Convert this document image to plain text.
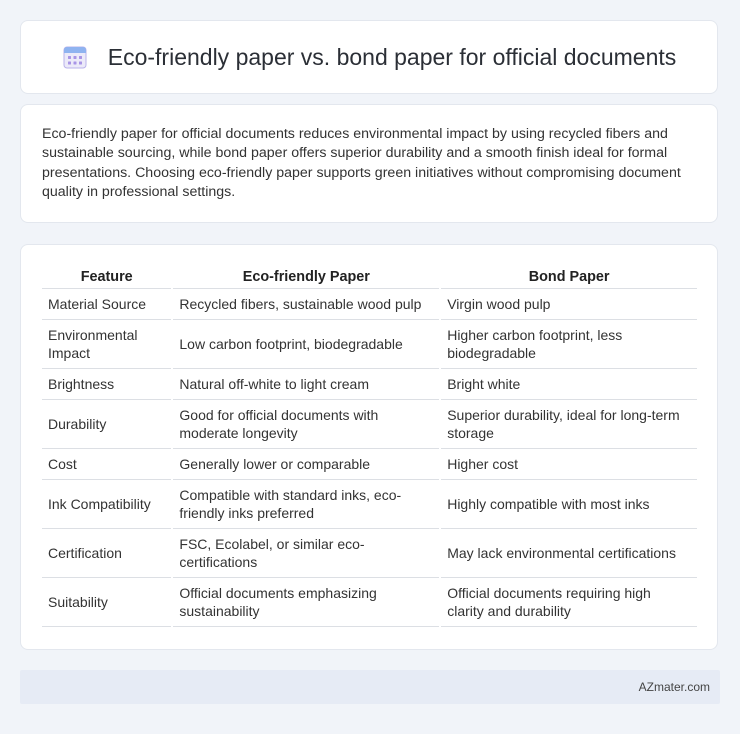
Eco-friendly paper vs. bond paper for official documents

Eco-friendly paper for official documents reduces environmental impact by using recycled fibers and sustainable sourcing, while bond paper offers superior durability and a smooth finish ideal for formal presentations. Choosing eco-friendly paper supports green initiatives without compromising document quality in professional settings.

Feature	Eco-friendly Paper	Bond Paper
Material Source	Recycled fibers, sustainable wood pulp	Virgin wood pulp
Environmental Impact	Low carbon footprint, biodegradable	Higher carbon footprint, less biodegradable
Brightness	Natural off-white to light cream	Bright white
Durability	Good for official documents with moderate longevity	Superior durability, ideal for long-term storage
Cost	Generally lower or comparable	Higher cost
Ink Compatibility	Compatible with standard inks, eco-friendly inks preferred	Highly compatible with most inks
Certification	FSC, Ecolabel, or similar eco-certifications	May lack environmental certifications
Suitability	Official documents emphasizing sustainability	Official documents requiring high clarity and durability
AZmater.com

--------------------------------------------------

**SHORT TASK**:
Go through the material above and print all of it exactly, except the pictures.

**FINISHED TASK**:
Convert this document image to plain text.
Eco-friendly paper vs. bond paper for official documents

Eco-friendly paper for official documents reduces environmental impact by using recycled fibers and sustainable sourcing, while bond paper offers superior durability and a smooth finish ideal for formal presentations. Choosing eco-friendly paper supports green initiatives without compromising document quality in professional settings.

Feature	Eco-friendly Paper	Bond Paper
Material Source	Recycled fibers, sustainable wood pulp	Virgin wood pulp
Environmental Impact	Low carbon footprint, biodegradable	Higher carbon footprint, less biodegradable
Brightness	Natural off-white to light cream	Bright white
Durability	Good for official documents with moderate longevity	Superior durability, ideal for long-term storage
Cost	Generally lower or comparable	Higher cost
Ink Compatibility	Compatible with standard inks, eco-friendly inks preferred	Highly compatible with most inks
Certification	FSC, Ecolabel, or similar eco-certifications	May lack environmental certifications
Suitability	Official documents emphasizing sustainability	Official documents requiring high clarity and durability
AZmater.com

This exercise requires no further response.